**THE PROBLEM**
Reproduce each record below exactly as written.

--- Start of RECORDS PROVIDED ---

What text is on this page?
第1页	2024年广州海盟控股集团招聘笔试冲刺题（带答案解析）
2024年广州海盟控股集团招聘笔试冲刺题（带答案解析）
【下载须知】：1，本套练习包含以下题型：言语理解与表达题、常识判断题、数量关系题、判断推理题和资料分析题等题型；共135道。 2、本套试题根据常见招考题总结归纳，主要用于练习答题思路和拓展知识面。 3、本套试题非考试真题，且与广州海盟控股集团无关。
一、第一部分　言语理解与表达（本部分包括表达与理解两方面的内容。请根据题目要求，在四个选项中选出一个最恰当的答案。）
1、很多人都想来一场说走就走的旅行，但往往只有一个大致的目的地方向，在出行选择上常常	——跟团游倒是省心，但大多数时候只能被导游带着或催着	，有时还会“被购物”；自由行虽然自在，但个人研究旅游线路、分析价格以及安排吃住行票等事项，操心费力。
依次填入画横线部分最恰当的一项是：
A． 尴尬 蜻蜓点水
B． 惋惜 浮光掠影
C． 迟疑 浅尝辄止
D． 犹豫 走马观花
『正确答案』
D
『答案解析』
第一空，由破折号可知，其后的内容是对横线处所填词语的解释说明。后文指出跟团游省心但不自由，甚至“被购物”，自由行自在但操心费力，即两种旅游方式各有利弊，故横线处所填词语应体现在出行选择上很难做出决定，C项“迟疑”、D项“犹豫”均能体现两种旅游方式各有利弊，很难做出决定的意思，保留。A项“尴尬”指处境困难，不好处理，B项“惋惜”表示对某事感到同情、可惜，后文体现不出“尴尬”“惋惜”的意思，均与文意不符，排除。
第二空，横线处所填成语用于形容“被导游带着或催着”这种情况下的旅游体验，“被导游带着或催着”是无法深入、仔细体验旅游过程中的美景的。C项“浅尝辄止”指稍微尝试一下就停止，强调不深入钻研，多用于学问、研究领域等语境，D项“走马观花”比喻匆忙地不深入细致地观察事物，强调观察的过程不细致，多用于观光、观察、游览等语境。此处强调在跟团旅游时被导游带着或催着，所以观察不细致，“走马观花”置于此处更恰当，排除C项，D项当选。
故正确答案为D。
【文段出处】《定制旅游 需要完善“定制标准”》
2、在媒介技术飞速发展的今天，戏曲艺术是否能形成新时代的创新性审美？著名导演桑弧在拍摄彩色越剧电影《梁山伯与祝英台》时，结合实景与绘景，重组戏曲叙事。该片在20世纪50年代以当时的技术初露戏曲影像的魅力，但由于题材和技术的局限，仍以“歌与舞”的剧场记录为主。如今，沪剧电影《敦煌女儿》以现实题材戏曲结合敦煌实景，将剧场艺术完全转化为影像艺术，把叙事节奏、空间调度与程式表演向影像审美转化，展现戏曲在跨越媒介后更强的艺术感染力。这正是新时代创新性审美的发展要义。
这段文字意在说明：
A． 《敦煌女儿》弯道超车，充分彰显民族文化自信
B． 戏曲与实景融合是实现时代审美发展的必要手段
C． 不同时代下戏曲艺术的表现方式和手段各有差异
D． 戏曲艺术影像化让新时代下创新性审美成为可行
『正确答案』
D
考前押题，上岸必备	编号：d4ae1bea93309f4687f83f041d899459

--- End of RECORDS PROVIDED ---

**COMPLETE ANSWER**
What text is on this page?
第1页	2024年广州海盟控股集团招聘笔试冲刺题（带答案解析）
2024年广州海盟控股集团招聘笔试冲刺题（带答案解析）
【下载须知】：1，本套练习包含以下题型：言语理解与表达题、常识判断题、数量关系题、判断推理题和资料分析题等题型；共135道。 2、本套试题根据常见招考题总结归纳，主要用于练习答题思路和拓展知识面。 3、本套试题非考试真题，且与广州海盟控股集团无关。
一、第一部分　言语理解与表达（本部分包括表达与理解两方面的内容。请根据题目要求，在四个选项中选出一个最恰当的答案。）
1、很多人都想来一场说走就走的旅行，但往往只有一个大致的目的地方向，在出行选择上常常	——跟团游倒是省心，但大多数时候只能被导游带着或催着	，有时还会“被购物”；自由行虽然自在，但个人研究旅游线路、分析价格以及安排吃住行票等事项，操心费力。
依次填入画横线部分最恰当的一项是：
A． 尴尬 蜻蜓点水
B． 惋惜 浮光掠影
C． 迟疑 浅尝辄止
D． 犹豫 走马观花
『正确答案』
D
『答案解析』
第一空，由破折号可知，其后的内容是对横线处所填词语的解释说明。后文指出跟团游省心但不自由，甚至“被购物”，自由行自在但操心费力，即两种旅游方式各有利弊，故横线处所填词语应体现在出行选择上很难做出决定，C项“迟疑”、D项“犹豫”均能体现两种旅游方式各有利弊，很难做出决定的意思，保留。A项“尴尬”指处境困难，不好处理，B项“惋惜”表示对某事感到同情、可惜，后文体现不出“尴尬”“惋惜”的意思，均与文意不符，排除。
第二空，横线处所填成语用于形容“被导游带着或催着”这种情况下的旅游体验，“被导游带着或催着”是无法深入、仔细体验旅游过程中的美景的。C项“浅尝辄止”指稍微尝试一下就停止，强调不深入钻研，多用于学问、研究领域等语境，D项“走马观花”比喻匆忙地不深入细致地观察事物，强调观察的过程不细致，多用于观光、观察、游览等语境。此处强调在跟团旅游时被导游带着或催着，所以观察不细致，“走马观花”置于此处更恰当，排除C项，D项当选。
故正确答案为D。
【文段出处】《定制旅游 需要完善“定制标准”》
2、在媒介技术飞速发展的今天，戏曲艺术是否能形成新时代的创新性审美？著名导演桑弧在拍摄彩色越剧电影《梁山伯与祝英台》时，结合实景与绘景，重组戏曲叙事。该片在20世纪50年代以当时的技术初露戏曲影像的魅力，但由于题材和技术的局限，仍以“歌与舞”的剧场记录为主。如今，沪剧电影《敦煌女儿》以现实题材戏曲结合敦煌实景，将剧场艺术完全转化为影像艺术，把叙事节奏、空间调度与程式表演向影像审美转化，展现戏曲在跨越媒介后更强的艺术感染力。这正是新时代创新性审美的发展要义。
这段文字意在说明：
A． 《敦煌女儿》弯道超车，充分彰显民族文化自信
B． 戏曲与实景融合是实现时代审美发展的必要手段
C． 不同时代下戏曲艺术的表现方式和手段各有差异
D． 戏曲艺术影像化让新时代下创新性审美成为可行
『正确答案』
D
考前押题，上岸必备	编号：d4ae1bea93309f4687f83f041d899459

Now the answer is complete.